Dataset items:

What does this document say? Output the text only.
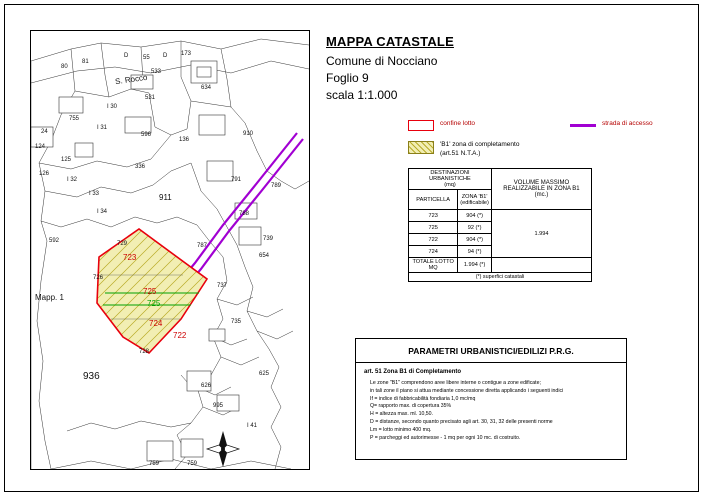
936
S. Rocco
Mapp. 1
80
81
D 55 D 173
533
634
531
755
I 30
I 31
596
136
910
24
124
125
126
I 32
336
I 33
I 34
911
791
789
788
787
592	729
739
654
726
737
728
735
625
626
995
I 41
759
759
723
725
725
724
722
MAPPA CATASTALE
Comune di Nocciano
Foglio 9
scala 1:1.000
confine lotto	strada di accesso
'B1' zona di completamento
(art.51 N.T.A.)
DESTINAZIONI URBANISTICHE
(mq)		VOLUME MASSIMO REALIZZABILE IN ZONA B1
(mc.)
PARTICELLA	ZONA 'B1'
(edificabile)	
723	904 (*)	1.994
725	92 (*)	
722	904 (*)	
724	94 (*)	
TOTALE LOTTO MQ	1.994 (*)	
(*) superfici catastali		
PARAMETRI URBANISTICI/EDILIZI P.R.G.
art. 51 Zona B1 di Completamento
Le zone "B1" comprendono aree libere interne o contigue a zone edificate;
in tali zone il piano si attua mediante concessione diretta applicando i seguenti indici
If = indice di fabbricabilità fondiaria 1,0 mc/mq
Q= rapporto max. di copertura 35%
H = altezza max. ml. 10,50.
D = distanze, secondo quanto precisato agli art. 30, 31, 32 delle presenti norme
Lm = lotto minimo 400 mq.
P = parcheggi ed autorimesse - 1 mq per ogni 10 mc. di costruito.
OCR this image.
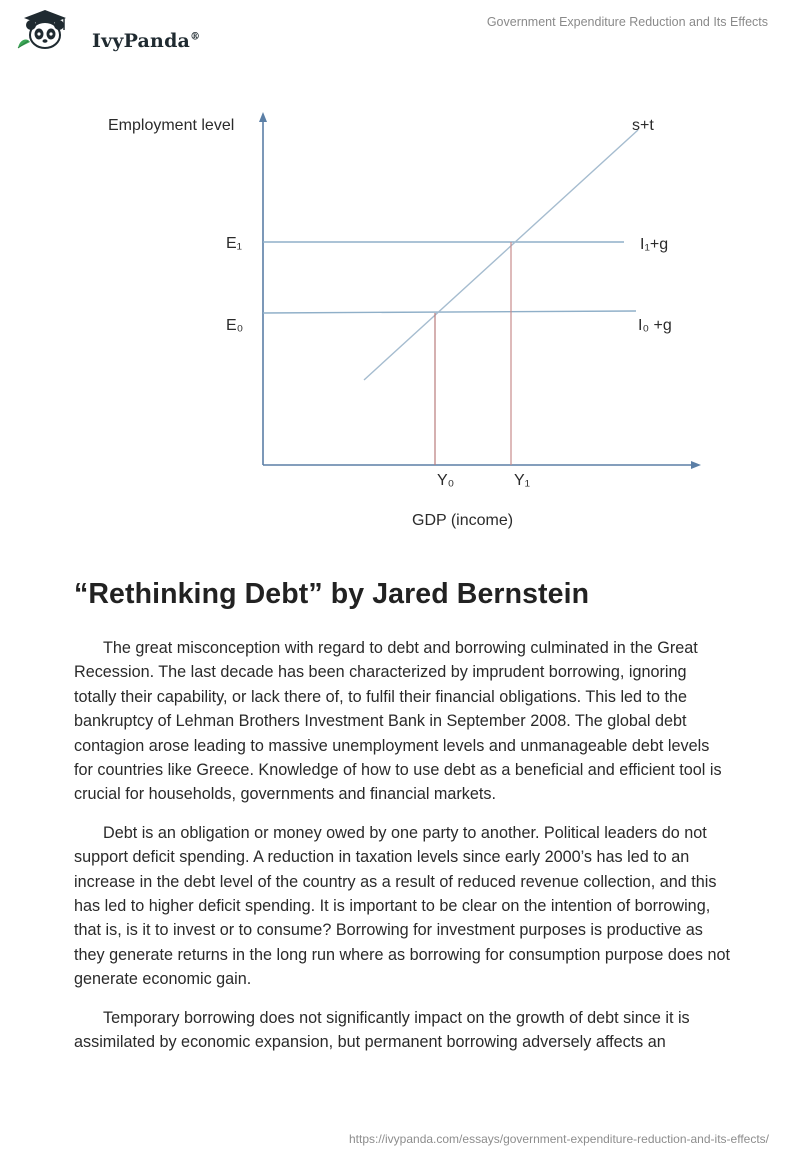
IvyPanda®
Government Expenditure Reduction and Its Effects
Employment level	s+t
E₁	I₁+g
E₀	I₀ +g
Y₀	Y₁
GDP (income)
“Rethinking Debt” by Jared Bernstein

The great misconception with regard to debt and borrowing culminated in the Great Recession. The last decade has been characterized by imprudent borrowing, ignoring totally their capability, or lack there of, to fulfil their financial obligations. This led to the bankruptcy of Lehman Brothers Investment Bank in September 2008. The global debt contagion arose leading to massive unemployment levels and unmanageable debt levels for countries like Greece. Knowledge of how to use debt as a beneficial and efficient tool is crucial for households, governments and financial markets.

Debt is an obligation or money owed by one party to another. Political leaders do not support deficit spending. A reduction in taxation levels since early 2000’s has led to an increase in the debt level of the country as a result of reduced revenue collection, and this has led to higher deficit spending. It is important to be clear on the intention of borrowing, that is, is it to invest or to consume? Borrowing for investment purposes is productive as they generate returns in the long run where as borrowing for consumption purpose does not generate economic gain.

Temporary borrowing does not significantly impact on the growth of debt since it is assimilated by economic expansion, but permanent borrowing adversely affects an

https://ivypanda.com/essays/government-expenditure-reduction-and-its-effects/
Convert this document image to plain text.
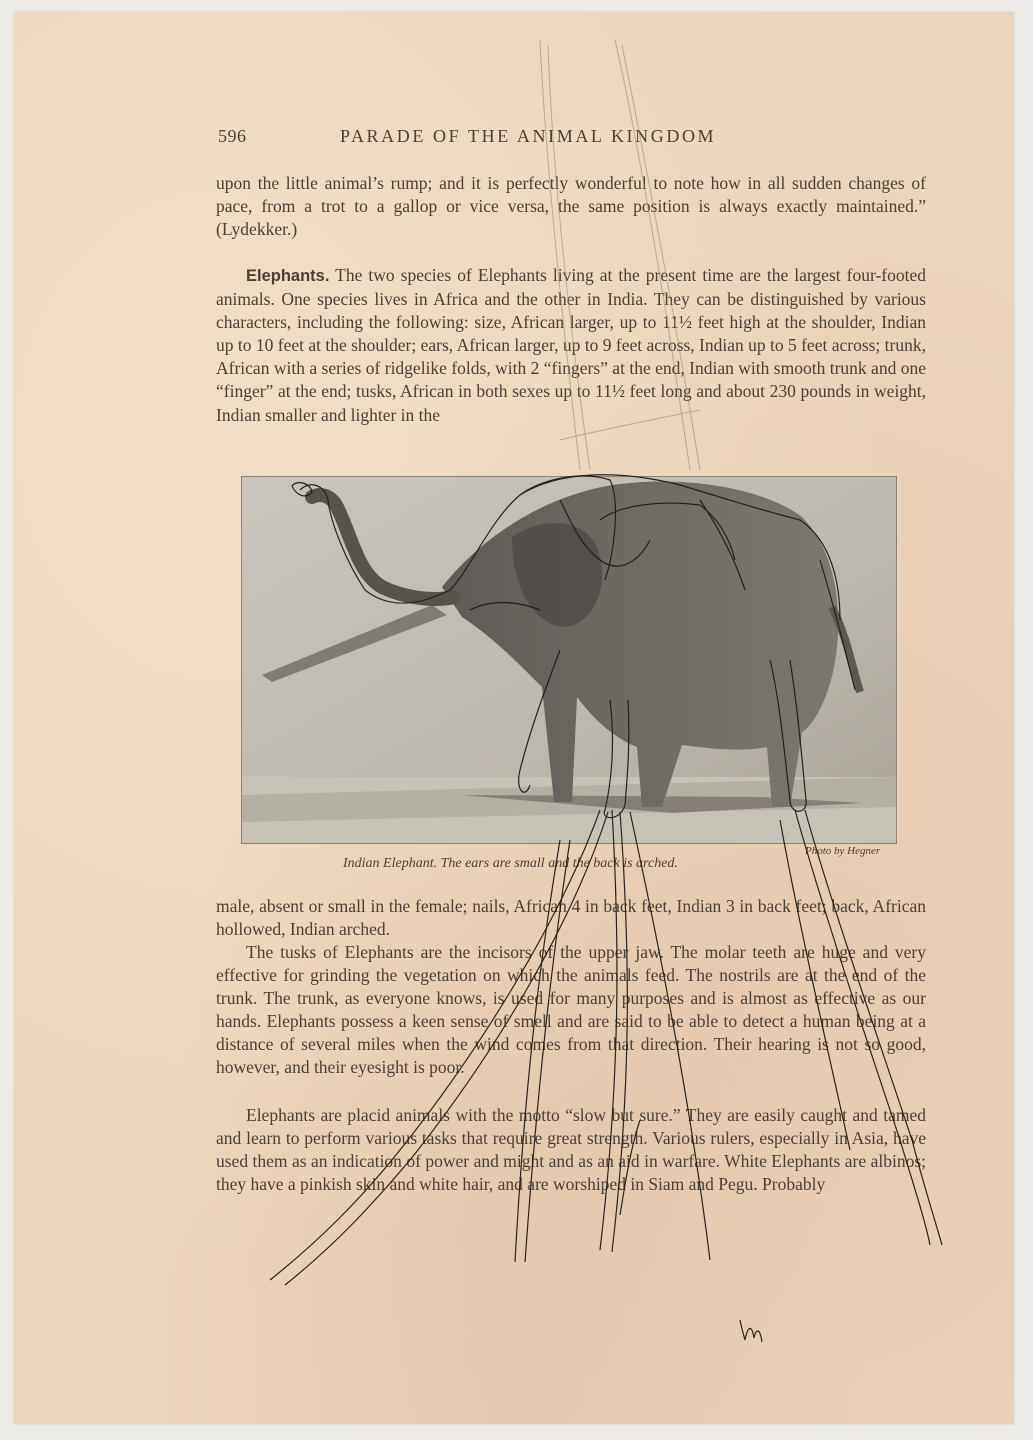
596	PARADE OF THE ANIMAL KINGDOM

upon the little animal’s rump; and it is perfectly wonderful to note how in all sudden changes of pace, from a trot to a gallop or vice versa, the same position is always exactly maintained.” (Lydekker.)

Elephants. The two species of Elephants living at the present time are the largest four-footed animals. One species lives in Africa and the other in India. They can be distinguished by various characters, including the following: size, African larger, up to 11½ feet high at the shoulder, Indian up to 10 feet at the shoulder; ears, African larger, up to 9 feet across, Indian up to 5 feet across; trunk, African with a series of ridgelike folds, with 2 “fingers” at the end, Indian with smooth trunk and one “finger” at the end; tusks, African in both sexes up to 11½ feet long and about 230 pounds in weight, Indian smaller and lighter in the

Indian Elephant. The ears are small and the back is arched.
Photo by Hegner

male, absent or small in the female; nails, African 4 in back feet, Indian 3 in back feet; back, African hollowed, Indian arched.

The tusks of Elephants are the incisors of the upper jaw. The molar teeth are huge and very effective for grinding the vegetation on which the animals feed. The nostrils are at the end of the trunk. The trunk, as everyone knows, is used for many purposes and is almost as effective as our hands. Elephants possess a keen sense of smell and are said to be able to detect a human being at a distance of several miles when the wind comes from that direction. Their hearing is not so good, however, and their eyesight is poor.

Elephants are placid animals with the motto “slow but sure.” They are easily caught and tamed and learn to perform various tasks that require great strength. Various rulers, especially in Asia, have used them as an indication of power and might and as an aid in warfare. White Elephants are albinos; they have a pinkish skin and white hair, and are worshiped in Siam and Pegu. Probably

EXERCISE INSTRUCTIONS:
Without the pictures, restate all of the entries above verbatim.

TASK ANSWER:
What does this document say? Output the text only.
936
S. Rocco
Mapp. 1
80
81
D 55 D 173
533
634
531
755
I 30
I 31
596
136
910
24
124
125
126
I 32
336
I 33
I 34
911
791
789
788
787
592	729
739
654
726
737
728
735
625
626
995
I 41
759
759
723
725
725
724
722
MAPPA CATASTALE
Comune di Nocciano
Foglio 9
scala 1:1.000
confine lotto	strada di accesso
'B1' zona di completamento
(art.51 N.T.A.)
DESTINAZIONI URBANISTICHE
(mq)		VOLUME MASSIMO REALIZZABILE IN ZONA B1
(mc.)
PARTICELLA	ZONA 'B1'
(edificabile)	
723	904 (*)	1.994
725	92 (*)	
722	904 (*)	
724	94 (*)	
TOTALE LOTTO MQ	1.994 (*)	
(*) superfici catastali		
PARAMETRI URBANISTICI/EDILIZI P.R.G.
art. 51 Zona B1 di Completamento
Le zone "B1" comprendono aree libere interne o contigue a zone edificate;
in tali zone il piano si attua mediante concessione diretta applicando i seguenti indici
If = indice di fabbricabilità fondiaria 1,0 mc/mq
Q= rapporto max. di copertura 35%
H = altezza max. ml. 10,50.
D = distanze, secondo quanto precisato agli art. 30, 31, 32 delle presenti norme
Lm = lotto minimo 400 mq.
P = parcheggi ed autorimesse - 1 mq per ogni 10 mc. di costruito.
OCR this image.
IvyPanda®
Government Expenditure Reduction and Its Effects
Employment level	s+t
E₁	I₁+g
E₀	I₀ +g
Y₀	Y₁
GDP (income)
“Rethinking Debt” by Jared Bernstein

The great misconception with regard to debt and borrowing culminated in the Great Recession. The last decade has been characterized by imprudent borrowing, ignoring totally their capability, or lack there of, to fulfil their financial obligations. This led to the bankruptcy of Lehman Brothers Investment Bank in September 2008. The global debt contagion arose leading to massive unemployment levels and unmanageable debt levels for countries like Greece. Knowledge of how to use debt as a beneficial and efficient tool is crucial for households, governments and financial markets.

Debt is an obligation or money owed by one party to another. Political leaders do not support deficit spending. A reduction in taxation levels since early 2000’s has led to an increase in the debt level of the country as a result of reduced revenue collection, and this has led to higher deficit spending. It is important to be clear on the intention of borrowing, that is, is it to invest or to consume? Borrowing for investment purposes is productive as they generate returns in the long run where as borrowing for consumption purpose does not generate economic gain.

Temporary borrowing does not significantly impact on the growth of debt since it is assimilated by economic expansion, but permanent borrowing adversely affects an

https://ivypanda.com/essays/government-expenditure-reduction-and-its-effects/
Convert this document image to plain text.
596	PARADE OF THE ANIMAL KINGDOM

upon the little animal’s rump; and it is perfectly wonderful to note how in all sudden changes of pace, from a trot to a gallop or vice versa, the same position is always exactly maintained.” (Lydekker.)

Elephants. The two species of Elephants living at the present time are the largest four-footed animals. One species lives in Africa and the other in India. They can be distinguished by various characters, including the following: size, African larger, up to 11½ feet high at the shoulder, Indian up to 10 feet at the shoulder; ears, African larger, up to 9 feet across, Indian up to 5 feet across; trunk, African with a series of ridgelike folds, with 2 “fingers” at the end, Indian with smooth trunk and one “finger” at the end; tusks, African in both sexes up to 11½ feet long and about 230 pounds in weight, Indian smaller and lighter in the

Indian Elephant. The ears are small and the back is arched.
Photo by Hegner

male, absent or small in the female; nails, African 4 in back feet, Indian 3 in back feet; back, African hollowed, Indian arched.

The tusks of Elephants are the incisors of the upper jaw. The molar teeth are huge and very effective for grinding the vegetation on which the animals feed. The nostrils are at the end of the trunk. The trunk, as everyone knows, is used for many purposes and is almost as effective as our hands. Elephants possess a keen sense of smell and are said to be able to detect a human being at a distance of several miles when the wind comes from that direction. Their hearing is not so good, however, and their eyesight is poor.

Elephants are placid animals with the motto “slow but sure.” They are easily caught and tamed and learn to perform various tasks that require great strength. Various rulers, especially in Asia, have used them as an indication of power and might and as an aid in warfare. White Elephants are albinos; they have a pinkish skin and white hair, and are worshiped in Siam and Pegu. Probably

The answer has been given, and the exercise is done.